**YOUR INSTRUCTIONS:** With the pictures omitted, write out the entries that follow exactly as they stand.
"""
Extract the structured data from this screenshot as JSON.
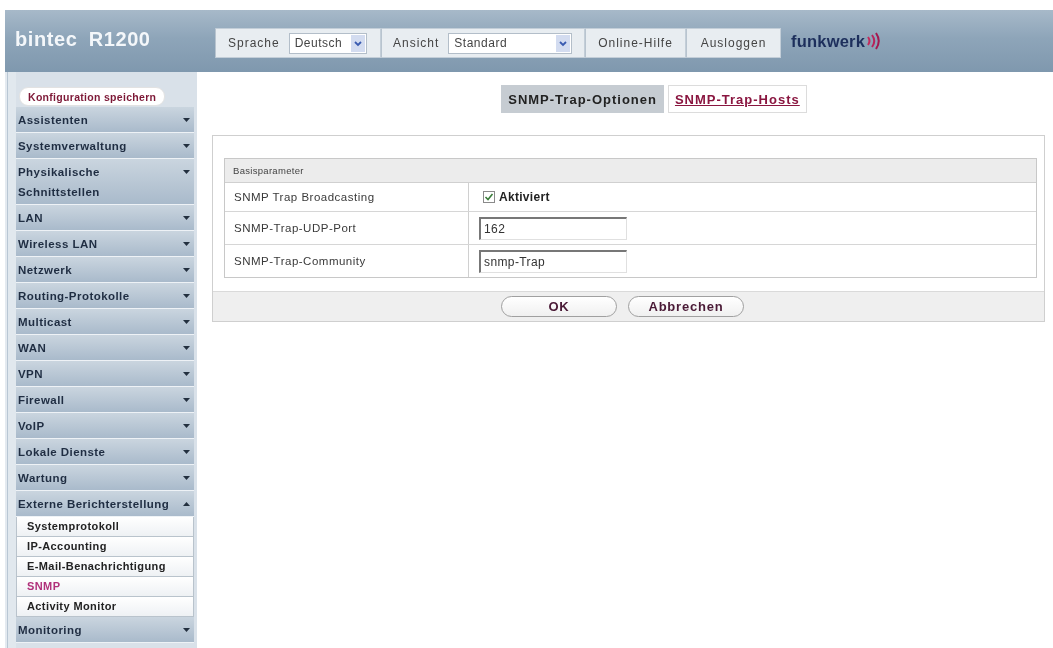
{
  "header": {
    "product": "bintec R1200",
    "language": {
      "label": "Sprache",
      "value": "Deutsch"
    },
    "view": {
      "label": "Ansicht",
      "value": "Standard"
    },
    "buttons": [
      "Online-Hilfe",
      "Ausloggen"
    ],
    "brand": "funkwerk"
  },
  "sidebar": {
    "save_button": "Konfiguration speichern",
    "items": [
      {
        "label": "Assistenten",
        "expanded": false
      },
      {
        "label": "Systemverwaltung",
        "expanded": false
      },
      {
        "label": "Physikalische Schnittstellen",
        "expanded": false
      },
      {
        "label": "LAN",
        "expanded": false
      },
      {
        "label": "Wireless LAN",
        "expanded": false
      },
      {
        "label": "Netzwerk",
        "expanded": false
      },
      {
        "label": "Routing-Protokolle",
        "expanded": false
      },
      {
        "label": "Multicast",
        "expanded": false
      },
      {
        "label": "WAN",
        "expanded": false
      },
      {
        "label": "VPN",
        "expanded": false
      },
      {
        "label": "Firewall",
        "expanded": false
      },
      {
        "label": "VoIP",
        "expanded": false
      },
      {
        "label": "Lokale Dienste",
        "expanded": false
      },
      {
        "label": "Wartung",
        "expanded": false
      },
      {
        "label": "Externe Berichterstellung",
        "expanded": true,
        "children": [
          {
            "label": "Systemprotokoll",
            "selected": false
          },
          {
            "label": "IP-Accounting",
            "selected": false
          },
          {
            "label": "E-Mail-Benachrichtigung",
            "selected": false
          },
          {
            "label": "SNMP",
            "selected": true
          },
          {
            "label": "Activity Monitor",
            "selected": false
          }
        ]
      },
      {
        "label": "Monitoring",
        "expanded": false
      }
    ]
  },
  "tabs": [
    {
      "label": "SNMP-Trap-Optionen",
      "selected": true
    },
    {
      "label": "SNMP-Trap-Hosts",
      "selected": false
    }
  ],
  "form": {
    "section": "Basisparameter",
    "rows": [
      {
        "kind": "checkbox",
        "label": "SNMP Trap Broadcasting",
        "option": "Aktiviert",
        "checked": true
      },
      {
        "kind": "text",
        "label": "SNMP-Trap-UDP-Port",
        "value": "162"
      },
      {
        "kind": "text",
        "label": "SNMP-Trap-Community",
        "value": "snmp-Trap"
      }
    ]
  },
  "buttons": [
    "OK",
    "Abbrechen"
  ]
}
"""
**EXERCISE OUTPUT:**
Extract the structured data from this screenshot as JSON.
{
  "header": {
    "product": "bintec R1200",
    "language": {
      "label": "Sprache",
      "value": "Deutsch"
    },
    "view": {
      "label": "Ansicht",
      "value": "Standard"
    },
    "buttons": [
      "Online-Hilfe",
      "Ausloggen"
    ],
    "brand": "funkwerk"
  },
  "sidebar": {
    "save_button": "Konfiguration speichern",
    "items": [
      {
        "label": "Assistenten",
        "expanded": false
      },
      {
        "label": "Systemverwaltung",
        "expanded": false
      },
      {
        "label": "Physikalische Schnittstellen",
        "expanded": false
      },
      {
        "label": "LAN",
        "expanded": false
      },
      {
        "label": "Wireless LAN",
        "expanded": false
      },
      {
        "label": "Netzwerk",
        "expanded": false
      },
      {
        "label": "Routing-Protokolle",
        "expanded": false
      },
      {
        "label": "Multicast",
        "expanded": false
      },
      {
        "label": "WAN",
        "expanded": false
      },
      {
        "label": "VPN",
        "expanded": false
      },
      {
        "label": "Firewall",
        "expanded": false
      },
      {
        "label": "VoIP",
        "expanded": false
      },
      {
        "label": "Lokale Dienste",
        "expanded": false
      },
      {
        "label": "Wartung",
        "expanded": false
      },
      {
        "label": "Externe Berichterstellung",
        "expanded": true,
        "children": [
          {
            "label": "Systemprotokoll",
            "selected": false
          },
          {
            "label": "IP-Accounting",
            "selected": false
          },
          {
            "label": "E-Mail-Benachrichtigung",
            "selected": false
          },
          {
            "label": "SNMP",
            "selected": true
          },
          {
            "label": "Activity Monitor",
            "selected": false
          }
        ]
      },
      {
        "label": "Monitoring",
        "expanded": false
      }
    ]
  },
  "tabs": [
    {
      "label": "SNMP-Trap-Optionen",
      "selected": true
    },
    {
      "label": "SNMP-Trap-Hosts",
      "selected": false
    }
  ],
  "form": {
    "section": "Basisparameter",
    "rows": [
      {
        "kind": "checkbox",
        "label": "SNMP Trap Broadcasting",
        "option": "Aktiviert",
        "checked": true
      },
      {
        "kind": "text",
        "label": "SNMP-Trap-UDP-Port",
        "value": "162"
      },
      {
        "kind": "text",
        "label": "SNMP-Trap-Community",
        "value": "snmp-Trap"
      }
    ]
  },
  "buttons": [
    "OK",
    "Abbrechen"
  ]
}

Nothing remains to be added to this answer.